TASK REQUIREMENTS ▸
How many lines of the records hold the string "cikke"? Reply with the number alone.

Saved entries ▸
* begin *
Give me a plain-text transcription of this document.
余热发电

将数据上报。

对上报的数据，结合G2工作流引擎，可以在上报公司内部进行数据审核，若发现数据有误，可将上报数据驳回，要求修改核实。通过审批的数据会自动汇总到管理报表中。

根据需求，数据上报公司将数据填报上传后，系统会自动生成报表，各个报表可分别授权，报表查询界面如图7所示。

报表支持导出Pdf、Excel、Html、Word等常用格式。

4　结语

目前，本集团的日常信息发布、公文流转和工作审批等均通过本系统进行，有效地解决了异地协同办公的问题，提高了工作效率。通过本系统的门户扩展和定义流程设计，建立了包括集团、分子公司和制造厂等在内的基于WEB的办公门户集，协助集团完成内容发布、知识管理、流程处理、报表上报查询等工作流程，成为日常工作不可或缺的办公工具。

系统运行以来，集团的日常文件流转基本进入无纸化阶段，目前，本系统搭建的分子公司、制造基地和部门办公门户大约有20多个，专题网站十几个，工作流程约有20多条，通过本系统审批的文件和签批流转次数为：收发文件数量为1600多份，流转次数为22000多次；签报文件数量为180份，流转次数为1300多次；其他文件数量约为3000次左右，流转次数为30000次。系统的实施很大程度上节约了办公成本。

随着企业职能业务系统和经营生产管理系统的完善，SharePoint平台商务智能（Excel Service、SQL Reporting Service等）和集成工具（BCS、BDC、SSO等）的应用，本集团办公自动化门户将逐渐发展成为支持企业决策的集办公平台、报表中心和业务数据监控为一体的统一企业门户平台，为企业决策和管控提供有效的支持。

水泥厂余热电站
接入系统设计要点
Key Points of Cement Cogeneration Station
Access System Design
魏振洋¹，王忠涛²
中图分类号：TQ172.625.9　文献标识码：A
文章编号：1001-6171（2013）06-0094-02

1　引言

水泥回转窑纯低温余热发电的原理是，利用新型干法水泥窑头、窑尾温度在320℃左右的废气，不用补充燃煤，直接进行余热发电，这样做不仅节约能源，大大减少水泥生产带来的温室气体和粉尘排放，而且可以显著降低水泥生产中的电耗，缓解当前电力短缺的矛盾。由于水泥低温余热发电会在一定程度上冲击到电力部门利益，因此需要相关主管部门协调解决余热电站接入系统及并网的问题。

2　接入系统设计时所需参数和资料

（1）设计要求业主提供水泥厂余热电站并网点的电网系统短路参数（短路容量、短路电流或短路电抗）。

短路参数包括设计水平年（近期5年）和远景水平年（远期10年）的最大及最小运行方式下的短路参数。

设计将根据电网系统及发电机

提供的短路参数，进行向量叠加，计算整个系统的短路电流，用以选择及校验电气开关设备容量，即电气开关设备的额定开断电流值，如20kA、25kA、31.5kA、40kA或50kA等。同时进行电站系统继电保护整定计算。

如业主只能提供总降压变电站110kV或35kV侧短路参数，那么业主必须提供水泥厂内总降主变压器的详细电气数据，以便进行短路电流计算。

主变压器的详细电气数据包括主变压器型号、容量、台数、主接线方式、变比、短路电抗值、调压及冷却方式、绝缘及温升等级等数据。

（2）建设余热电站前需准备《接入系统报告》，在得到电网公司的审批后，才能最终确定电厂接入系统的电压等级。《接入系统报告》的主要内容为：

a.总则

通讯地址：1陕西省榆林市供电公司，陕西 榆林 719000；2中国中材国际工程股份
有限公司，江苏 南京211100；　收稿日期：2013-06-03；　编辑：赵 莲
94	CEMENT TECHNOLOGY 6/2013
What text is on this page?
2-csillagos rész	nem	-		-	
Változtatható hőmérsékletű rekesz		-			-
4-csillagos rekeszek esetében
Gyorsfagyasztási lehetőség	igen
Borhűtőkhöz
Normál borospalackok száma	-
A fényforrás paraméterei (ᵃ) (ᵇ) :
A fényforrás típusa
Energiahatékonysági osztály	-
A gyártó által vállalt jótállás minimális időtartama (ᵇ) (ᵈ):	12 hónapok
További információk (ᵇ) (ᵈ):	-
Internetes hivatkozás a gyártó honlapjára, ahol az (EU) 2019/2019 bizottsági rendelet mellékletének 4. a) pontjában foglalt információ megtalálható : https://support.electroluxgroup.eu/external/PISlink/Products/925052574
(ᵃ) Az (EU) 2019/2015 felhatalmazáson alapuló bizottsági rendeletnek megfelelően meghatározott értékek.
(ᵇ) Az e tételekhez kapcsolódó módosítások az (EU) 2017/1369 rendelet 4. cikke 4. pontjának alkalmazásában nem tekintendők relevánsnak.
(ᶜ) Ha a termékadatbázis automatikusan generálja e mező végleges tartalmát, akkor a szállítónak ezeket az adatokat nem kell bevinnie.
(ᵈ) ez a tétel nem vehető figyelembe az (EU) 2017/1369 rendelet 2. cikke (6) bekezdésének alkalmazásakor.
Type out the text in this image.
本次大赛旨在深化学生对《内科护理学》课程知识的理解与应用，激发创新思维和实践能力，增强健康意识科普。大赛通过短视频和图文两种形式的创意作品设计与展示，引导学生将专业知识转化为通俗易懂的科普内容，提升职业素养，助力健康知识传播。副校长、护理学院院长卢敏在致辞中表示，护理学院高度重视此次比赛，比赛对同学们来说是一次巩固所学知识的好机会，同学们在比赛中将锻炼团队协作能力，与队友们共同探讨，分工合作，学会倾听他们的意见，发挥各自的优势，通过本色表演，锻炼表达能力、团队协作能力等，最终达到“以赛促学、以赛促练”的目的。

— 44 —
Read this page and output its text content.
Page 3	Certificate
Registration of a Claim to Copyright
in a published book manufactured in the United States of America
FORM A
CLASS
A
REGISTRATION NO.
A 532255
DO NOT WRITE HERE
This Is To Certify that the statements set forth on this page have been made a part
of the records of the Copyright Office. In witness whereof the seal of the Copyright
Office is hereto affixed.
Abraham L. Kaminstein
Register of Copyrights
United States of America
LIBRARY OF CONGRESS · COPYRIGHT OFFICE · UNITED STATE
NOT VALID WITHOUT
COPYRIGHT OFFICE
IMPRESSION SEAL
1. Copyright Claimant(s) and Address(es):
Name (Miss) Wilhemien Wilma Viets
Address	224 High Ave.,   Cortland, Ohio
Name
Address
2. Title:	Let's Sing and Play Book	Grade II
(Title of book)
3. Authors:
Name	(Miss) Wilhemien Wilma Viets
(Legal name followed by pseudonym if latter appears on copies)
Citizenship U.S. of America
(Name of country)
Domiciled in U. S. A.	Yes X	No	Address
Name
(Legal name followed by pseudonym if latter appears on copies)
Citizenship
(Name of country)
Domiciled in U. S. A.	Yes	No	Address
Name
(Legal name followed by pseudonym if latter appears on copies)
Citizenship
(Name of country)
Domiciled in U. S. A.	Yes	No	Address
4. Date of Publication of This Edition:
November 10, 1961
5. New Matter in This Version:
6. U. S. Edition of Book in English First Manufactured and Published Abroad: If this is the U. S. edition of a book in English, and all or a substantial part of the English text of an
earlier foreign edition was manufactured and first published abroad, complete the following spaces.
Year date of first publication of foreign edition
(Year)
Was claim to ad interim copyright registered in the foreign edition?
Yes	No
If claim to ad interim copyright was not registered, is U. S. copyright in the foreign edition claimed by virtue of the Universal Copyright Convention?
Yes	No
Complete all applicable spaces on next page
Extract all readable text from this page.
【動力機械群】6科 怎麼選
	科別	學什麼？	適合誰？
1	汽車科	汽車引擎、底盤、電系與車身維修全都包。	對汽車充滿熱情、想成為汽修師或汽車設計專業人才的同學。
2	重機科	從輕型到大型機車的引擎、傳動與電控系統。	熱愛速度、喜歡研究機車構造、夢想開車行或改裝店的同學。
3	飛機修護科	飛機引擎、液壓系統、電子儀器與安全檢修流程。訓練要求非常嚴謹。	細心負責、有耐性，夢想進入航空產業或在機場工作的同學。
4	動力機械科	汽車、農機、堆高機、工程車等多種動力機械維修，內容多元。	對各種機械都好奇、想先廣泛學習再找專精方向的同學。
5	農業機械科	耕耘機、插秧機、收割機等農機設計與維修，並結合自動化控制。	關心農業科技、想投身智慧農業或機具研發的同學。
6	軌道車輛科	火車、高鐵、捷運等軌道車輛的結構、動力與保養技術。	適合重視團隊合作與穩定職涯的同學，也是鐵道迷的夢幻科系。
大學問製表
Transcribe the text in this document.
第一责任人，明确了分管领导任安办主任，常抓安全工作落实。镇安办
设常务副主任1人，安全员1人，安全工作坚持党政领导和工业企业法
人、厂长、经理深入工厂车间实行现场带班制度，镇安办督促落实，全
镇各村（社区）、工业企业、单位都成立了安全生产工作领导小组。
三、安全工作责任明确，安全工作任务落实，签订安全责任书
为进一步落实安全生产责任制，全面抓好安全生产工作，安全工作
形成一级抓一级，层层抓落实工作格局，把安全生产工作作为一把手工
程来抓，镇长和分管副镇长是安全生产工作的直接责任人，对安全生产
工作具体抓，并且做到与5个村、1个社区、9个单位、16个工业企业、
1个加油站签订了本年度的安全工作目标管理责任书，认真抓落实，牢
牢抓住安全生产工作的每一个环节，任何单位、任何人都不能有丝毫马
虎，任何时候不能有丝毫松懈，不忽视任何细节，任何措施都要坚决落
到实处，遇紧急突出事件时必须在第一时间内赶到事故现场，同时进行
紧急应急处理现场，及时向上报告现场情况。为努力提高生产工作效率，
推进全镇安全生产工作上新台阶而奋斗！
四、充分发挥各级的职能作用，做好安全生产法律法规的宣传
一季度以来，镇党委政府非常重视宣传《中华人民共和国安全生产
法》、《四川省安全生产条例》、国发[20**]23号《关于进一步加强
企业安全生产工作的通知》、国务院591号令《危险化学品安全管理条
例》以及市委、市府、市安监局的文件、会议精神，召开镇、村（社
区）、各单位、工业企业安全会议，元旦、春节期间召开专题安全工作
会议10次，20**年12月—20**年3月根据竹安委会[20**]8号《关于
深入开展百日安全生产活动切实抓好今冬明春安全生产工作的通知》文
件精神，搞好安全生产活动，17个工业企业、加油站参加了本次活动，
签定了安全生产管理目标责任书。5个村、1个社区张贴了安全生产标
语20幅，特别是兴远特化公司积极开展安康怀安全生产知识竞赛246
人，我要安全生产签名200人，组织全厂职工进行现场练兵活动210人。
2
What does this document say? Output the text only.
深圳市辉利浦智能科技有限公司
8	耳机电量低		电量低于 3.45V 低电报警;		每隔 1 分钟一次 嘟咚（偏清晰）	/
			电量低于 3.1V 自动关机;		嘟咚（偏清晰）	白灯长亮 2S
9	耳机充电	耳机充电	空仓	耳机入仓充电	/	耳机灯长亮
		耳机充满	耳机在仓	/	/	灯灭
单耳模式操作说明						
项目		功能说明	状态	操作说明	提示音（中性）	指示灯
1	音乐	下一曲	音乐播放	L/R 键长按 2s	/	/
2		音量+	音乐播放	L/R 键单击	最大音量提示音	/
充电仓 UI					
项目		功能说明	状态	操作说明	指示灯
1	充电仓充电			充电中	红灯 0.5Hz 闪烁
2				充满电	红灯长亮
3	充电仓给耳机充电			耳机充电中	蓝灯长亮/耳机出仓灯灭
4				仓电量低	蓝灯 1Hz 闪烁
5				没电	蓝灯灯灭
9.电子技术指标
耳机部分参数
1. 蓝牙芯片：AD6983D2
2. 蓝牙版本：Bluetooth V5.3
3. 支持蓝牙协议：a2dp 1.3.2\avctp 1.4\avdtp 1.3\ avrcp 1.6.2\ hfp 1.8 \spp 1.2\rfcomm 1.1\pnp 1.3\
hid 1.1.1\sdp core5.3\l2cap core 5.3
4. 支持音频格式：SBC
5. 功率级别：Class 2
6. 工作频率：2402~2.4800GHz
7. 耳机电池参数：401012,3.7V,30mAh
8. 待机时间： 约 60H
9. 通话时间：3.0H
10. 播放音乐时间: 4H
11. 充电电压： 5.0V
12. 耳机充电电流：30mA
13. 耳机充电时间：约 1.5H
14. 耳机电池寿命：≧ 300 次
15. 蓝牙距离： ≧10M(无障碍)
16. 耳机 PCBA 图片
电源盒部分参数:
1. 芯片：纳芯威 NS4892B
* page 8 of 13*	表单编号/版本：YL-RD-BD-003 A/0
* end *
FINAL ANSWER ▸
2